## STATED TASK:
Every record must be repeated exactly, with no omission.

Stored dataset items

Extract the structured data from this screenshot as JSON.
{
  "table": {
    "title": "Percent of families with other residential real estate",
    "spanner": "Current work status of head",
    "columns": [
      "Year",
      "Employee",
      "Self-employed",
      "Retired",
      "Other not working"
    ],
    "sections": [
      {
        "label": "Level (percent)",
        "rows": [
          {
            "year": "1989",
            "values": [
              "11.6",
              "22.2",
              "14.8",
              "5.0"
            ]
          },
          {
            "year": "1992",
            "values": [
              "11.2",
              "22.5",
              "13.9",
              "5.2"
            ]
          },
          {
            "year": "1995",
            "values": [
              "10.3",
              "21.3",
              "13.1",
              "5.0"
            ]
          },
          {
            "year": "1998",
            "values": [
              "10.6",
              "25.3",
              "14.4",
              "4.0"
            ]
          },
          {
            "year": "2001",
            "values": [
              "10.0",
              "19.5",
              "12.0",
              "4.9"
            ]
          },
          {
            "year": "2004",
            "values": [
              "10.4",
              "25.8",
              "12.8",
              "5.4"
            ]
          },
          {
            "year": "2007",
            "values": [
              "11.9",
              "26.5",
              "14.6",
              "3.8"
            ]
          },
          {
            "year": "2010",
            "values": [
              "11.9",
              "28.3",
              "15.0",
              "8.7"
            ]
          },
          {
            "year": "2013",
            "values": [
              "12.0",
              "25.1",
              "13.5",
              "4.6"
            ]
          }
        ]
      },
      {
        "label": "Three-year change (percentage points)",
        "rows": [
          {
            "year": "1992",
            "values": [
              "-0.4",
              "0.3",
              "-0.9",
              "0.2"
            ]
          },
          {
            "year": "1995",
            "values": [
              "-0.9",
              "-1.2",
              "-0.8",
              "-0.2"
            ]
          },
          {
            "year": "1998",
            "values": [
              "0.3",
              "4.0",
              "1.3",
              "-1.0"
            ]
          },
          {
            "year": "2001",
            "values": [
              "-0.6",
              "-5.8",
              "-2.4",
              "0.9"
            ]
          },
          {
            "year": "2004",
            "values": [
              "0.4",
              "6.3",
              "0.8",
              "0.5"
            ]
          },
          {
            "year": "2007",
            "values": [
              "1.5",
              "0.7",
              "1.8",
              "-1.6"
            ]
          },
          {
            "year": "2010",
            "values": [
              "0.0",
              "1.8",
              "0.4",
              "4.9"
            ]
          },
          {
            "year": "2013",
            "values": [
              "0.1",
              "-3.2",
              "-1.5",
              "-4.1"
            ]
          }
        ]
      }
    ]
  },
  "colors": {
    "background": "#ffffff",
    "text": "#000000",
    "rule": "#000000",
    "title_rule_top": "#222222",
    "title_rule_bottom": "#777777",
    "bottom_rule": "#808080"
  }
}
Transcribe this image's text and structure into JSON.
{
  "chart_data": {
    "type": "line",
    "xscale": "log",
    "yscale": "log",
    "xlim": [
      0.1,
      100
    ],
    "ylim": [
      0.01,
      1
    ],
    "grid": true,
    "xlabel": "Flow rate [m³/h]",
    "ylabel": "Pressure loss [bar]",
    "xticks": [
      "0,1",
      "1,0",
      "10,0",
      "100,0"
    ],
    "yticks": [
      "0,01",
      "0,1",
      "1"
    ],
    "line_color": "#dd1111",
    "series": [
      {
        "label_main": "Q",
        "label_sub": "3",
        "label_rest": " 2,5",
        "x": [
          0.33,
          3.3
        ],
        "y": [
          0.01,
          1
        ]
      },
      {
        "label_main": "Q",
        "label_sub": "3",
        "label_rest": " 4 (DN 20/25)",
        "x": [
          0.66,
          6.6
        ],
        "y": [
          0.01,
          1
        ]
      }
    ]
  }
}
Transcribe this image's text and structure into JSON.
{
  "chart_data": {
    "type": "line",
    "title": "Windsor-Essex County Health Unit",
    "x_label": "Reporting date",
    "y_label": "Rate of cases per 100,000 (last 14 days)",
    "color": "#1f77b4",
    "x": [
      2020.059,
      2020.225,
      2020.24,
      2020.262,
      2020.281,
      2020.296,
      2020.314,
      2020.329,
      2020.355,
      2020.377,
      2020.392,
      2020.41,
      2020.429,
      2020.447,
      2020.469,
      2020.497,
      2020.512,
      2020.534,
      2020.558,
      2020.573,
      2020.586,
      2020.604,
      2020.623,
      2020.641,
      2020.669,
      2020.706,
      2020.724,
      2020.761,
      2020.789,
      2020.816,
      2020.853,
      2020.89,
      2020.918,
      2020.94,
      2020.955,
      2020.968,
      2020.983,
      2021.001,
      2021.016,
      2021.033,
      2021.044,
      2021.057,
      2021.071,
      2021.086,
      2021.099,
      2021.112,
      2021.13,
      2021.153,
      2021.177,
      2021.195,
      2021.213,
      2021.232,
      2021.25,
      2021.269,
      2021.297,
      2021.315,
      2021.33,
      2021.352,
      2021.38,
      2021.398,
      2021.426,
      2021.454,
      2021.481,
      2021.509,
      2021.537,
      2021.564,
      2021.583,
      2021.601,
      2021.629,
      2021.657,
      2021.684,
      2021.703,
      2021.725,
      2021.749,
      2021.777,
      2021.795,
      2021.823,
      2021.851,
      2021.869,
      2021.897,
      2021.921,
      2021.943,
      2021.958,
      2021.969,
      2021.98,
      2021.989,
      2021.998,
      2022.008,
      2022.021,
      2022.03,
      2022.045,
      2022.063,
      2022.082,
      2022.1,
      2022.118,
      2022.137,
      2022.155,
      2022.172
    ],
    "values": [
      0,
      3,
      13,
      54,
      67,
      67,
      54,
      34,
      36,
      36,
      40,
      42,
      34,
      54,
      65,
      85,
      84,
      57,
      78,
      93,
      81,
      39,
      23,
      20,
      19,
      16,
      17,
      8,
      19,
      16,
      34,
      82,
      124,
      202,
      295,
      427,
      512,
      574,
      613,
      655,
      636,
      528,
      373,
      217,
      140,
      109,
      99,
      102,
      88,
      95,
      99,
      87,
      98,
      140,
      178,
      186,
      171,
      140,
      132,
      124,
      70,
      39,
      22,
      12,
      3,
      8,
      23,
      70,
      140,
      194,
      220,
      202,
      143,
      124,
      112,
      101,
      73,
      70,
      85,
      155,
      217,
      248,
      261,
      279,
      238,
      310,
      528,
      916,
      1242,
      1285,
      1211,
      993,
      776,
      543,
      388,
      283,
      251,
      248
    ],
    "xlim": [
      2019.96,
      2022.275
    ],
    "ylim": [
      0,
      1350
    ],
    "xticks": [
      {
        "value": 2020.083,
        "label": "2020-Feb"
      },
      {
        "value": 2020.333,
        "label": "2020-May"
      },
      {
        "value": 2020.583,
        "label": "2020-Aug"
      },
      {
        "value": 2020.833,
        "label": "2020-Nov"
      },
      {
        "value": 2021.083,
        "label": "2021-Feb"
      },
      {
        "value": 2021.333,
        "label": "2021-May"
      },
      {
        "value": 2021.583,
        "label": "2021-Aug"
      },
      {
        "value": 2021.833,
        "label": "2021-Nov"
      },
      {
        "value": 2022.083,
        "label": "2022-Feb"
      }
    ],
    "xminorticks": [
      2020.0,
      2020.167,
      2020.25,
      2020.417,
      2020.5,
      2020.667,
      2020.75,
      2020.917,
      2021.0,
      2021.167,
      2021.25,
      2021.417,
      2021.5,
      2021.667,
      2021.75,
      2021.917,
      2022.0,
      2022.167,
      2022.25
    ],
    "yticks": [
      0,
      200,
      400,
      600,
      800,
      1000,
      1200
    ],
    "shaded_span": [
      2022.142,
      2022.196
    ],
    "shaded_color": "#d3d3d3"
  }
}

## TASK SOLUTION:
Extract the structured data from this screenshot as JSON.
{
  "table": {
    "title": "Percent of families with other residential real estate",
    "spanner": "Current work status of head",
    "columns": [
      "Year",
      "Employee",
      "Self-employed",
      "Retired",
      "Other not working"
    ],
    "sections": [
      {
        "label": "Level (percent)",
        "rows": [
          {
            "year": "1989",
            "values": [
              "11.6",
              "22.2",
              "14.8",
              "5.0"
            ]
          },
          {
            "year": "1992",
            "values": [
              "11.2",
              "22.5",
              "13.9",
              "5.2"
            ]
          },
          {
            "year": "1995",
            "values": [
              "10.3",
              "21.3",
              "13.1",
              "5.0"
            ]
          },
          {
            "year": "1998",
            "values": [
              "10.6",
              "25.3",
              "14.4",
              "4.0"
            ]
          },
          {
            "year": "2001",
            "values": [
              "10.0",
              "19.5",
              "12.0",
              "4.9"
            ]
          },
          {
            "year": "2004",
            "values": [
              "10.4",
              "25.8",
              "12.8",
              "5.4"
            ]
          },
          {
            "year": "2007",
            "values": [
              "11.9",
              "26.5",
              "14.6",
              "3.8"
            ]
          },
          {
            "year": "2010",
            "values": [
              "11.9",
              "28.3",
              "15.0",
              "8.7"
            ]
          },
          {
            "year": "2013",
            "values": [
              "12.0",
              "25.1",
              "13.5",
              "4.6"
            ]
          }
        ]
      },
      {
        "label": "Three-year change (percentage points)",
        "rows": [
          {
            "year": "1992",
            "values": [
              "-0.4",
              "0.3",
              "-0.9",
              "0.2"
            ]
          },
          {
            "year": "1995",
            "values": [
              "-0.9",
              "-1.2",
              "-0.8",
              "-0.2"
            ]
          },
          {
            "year": "1998",
            "values": [
              "0.3",
              "4.0",
              "1.3",
              "-1.0"
            ]
          },
          {
            "year": "2001",
            "values": [
              "-0.6",
              "-5.8",
              "-2.4",
              "0.9"
            ]
          },
          {
            "year": "2004",
            "values": [
              "0.4",
              "6.3",
              "0.8",
              "0.5"
            ]
          },
          {
            "year": "2007",
            "values": [
              "1.5",
              "0.7",
              "1.8",
              "-1.6"
            ]
          },
          {
            "year": "2010",
            "values": [
              "0.0",
              "1.8",
              "0.4",
              "4.9"
            ]
          },
          {
            "year": "2013",
            "values": [
              "0.1",
              "-3.2",
              "-1.5",
              "-4.1"
            ]
          }
        ]
      }
    ]
  },
  "colors": {
    "background": "#ffffff",
    "text": "#000000",
    "rule": "#000000",
    "title_rule_top": "#222222",
    "title_rule_bottom": "#777777",
    "bottom_rule": "#808080"
  }
}
Transcribe this image's text and structure into JSON.
{
  "chart_data": {
    "type": "line",
    "xscale": "log",
    "yscale": "log",
    "xlim": [
      0.1,
      100
    ],
    "ylim": [
      0.01,
      1
    ],
    "grid": true,
    "xlabel": "Flow rate [m³/h]",
    "ylabel": "Pressure loss [bar]",
    "xticks": [
      "0,1",
      "1,0",
      "10,0",
      "100,0"
    ],
    "yticks": [
      "0,01",
      "0,1",
      "1"
    ],
    "line_color": "#dd1111",
    "series": [
      {
        "label_main": "Q",
        "label_sub": "3",
        "label_rest": " 2,5",
        "x": [
          0.33,
          3.3
        ],
        "y": [
          0.01,
          1
        ]
      },
      {
        "label_main": "Q",
        "label_sub": "3",
        "label_rest": " 4 (DN 20/25)",
        "x": [
          0.66,
          6.6
        ],
        "y": [
          0.01,
          1
        ]
      }
    ]
  }
}
Transcribe this image's text and structure into JSON.
{
  "chart_data": {
    "type": "line",
    "title": "Windsor-Essex County Health Unit",
    "x_label": "Reporting date",
    "y_label": "Rate of cases per 100,000 (last 14 days)",
    "color": "#1f77b4",
    "x": [
      2020.059,
      2020.225,
      2020.24,
      2020.262,
      2020.281,
      2020.296,
      2020.314,
      2020.329,
      2020.355,
      2020.377,
      2020.392,
      2020.41,
      2020.429,
      2020.447,
      2020.469,
      2020.497,
      2020.512,
      2020.534,
      2020.558,
      2020.573,
      2020.586,
      2020.604,
      2020.623,
      2020.641,
      2020.669,
      2020.706,
      2020.724,
      2020.761,
      2020.789,
      2020.816,
      2020.853,
      2020.89,
      2020.918,
      2020.94,
      2020.955,
      2020.968,
      2020.983,
      2021.001,
      2021.016,
      2021.033,
      2021.044,
      2021.057,
      2021.071,
      2021.086,
      2021.099,
      2021.112,
      2021.13,
      2021.153,
      2021.177,
      2021.195,
      2021.213,
      2021.232,
      2021.25,
      2021.269,
      2021.297,
      2021.315,
      2021.33,
      2021.352,
      2021.38,
      2021.398,
      2021.426,
      2021.454,
      2021.481,
      2021.509,
      2021.537,
      2021.564,
      2021.583,
      2021.601,
      2021.629,
      2021.657,
      2021.684,
      2021.703,
      2021.725,
      2021.749,
      2021.777,
      2021.795,
      2021.823,
      2021.851,
      2021.869,
      2021.897,
      2021.921,
      2021.943,
      2021.958,
      2021.969,
      2021.98,
      2021.989,
      2021.998,
      2022.008,
      2022.021,
      2022.03,
      2022.045,
      2022.063,
      2022.082,
      2022.1,
      2022.118,
      2022.137,
      2022.155,
      2022.172
    ],
    "values": [
      0,
      3,
      13,
      54,
      67,
      67,
      54,
      34,
      36,
      36,
      40,
      42,
      34,
      54,
      65,
      85,
      84,
      57,
      78,
      93,
      81,
      39,
      23,
      20,
      19,
      16,
      17,
      8,
      19,
      16,
      34,
      82,
      124,
      202,
      295,
      427,
      512,
      574,
      613,
      655,
      636,
      528,
      373,
      217,
      140,
      109,
      99,
      102,
      88,
      95,
      99,
      87,
      98,
      140,
      178,
      186,
      171,
      140,
      132,
      124,
      70,
      39,
      22,
      12,
      3,
      8,
      23,
      70,
      140,
      194,
      220,
      202,
      143,
      124,
      112,
      101,
      73,
      70,
      85,
      155,
      217,
      248,
      261,
      279,
      238,
      310,
      528,
      916,
      1242,
      1285,
      1211,
      993,
      776,
      543,
      388,
      283,
      251,
      248
    ],
    "xlim": [
      2019.96,
      2022.275
    ],
    "ylim": [
      0,
      1350
    ],
    "xticks": [
      {
        "value": 2020.083,
        "label": "2020-Feb"
      },
      {
        "value": 2020.333,
        "label": "2020-May"
      },
      {
        "value": 2020.583,
        "label": "2020-Aug"
      },
      {
        "value": 2020.833,
        "label": "2020-Nov"
      },
      {
        "value": 2021.083,
        "label": "2021-Feb"
      },
      {
        "value": 2021.333,
        "label": "2021-May"
      },
      {
        "value": 2021.583,
        "label": "2021-Aug"
      },
      {
        "value": 2021.833,
        "label": "2021-Nov"
      },
      {
        "value": 2022.083,
        "label": "2022-Feb"
      }
    ],
    "xminorticks": [
      2020.0,
      2020.167,
      2020.25,
      2020.417,
      2020.5,
      2020.667,
      2020.75,
      2020.917,
      2021.0,
      2021.167,
      2021.25,
      2021.417,
      2021.5,
      2021.667,
      2021.75,
      2021.917,
      2022.0,
      2022.167,
      2022.25
    ],
    "yticks": [
      0,
      200,
      400,
      600,
      800,
      1000,
      1200
    ],
    "shaded_span": [
      2022.142,
      2022.196
    ],
    "shaded_color": "#d3d3d3"
  }
}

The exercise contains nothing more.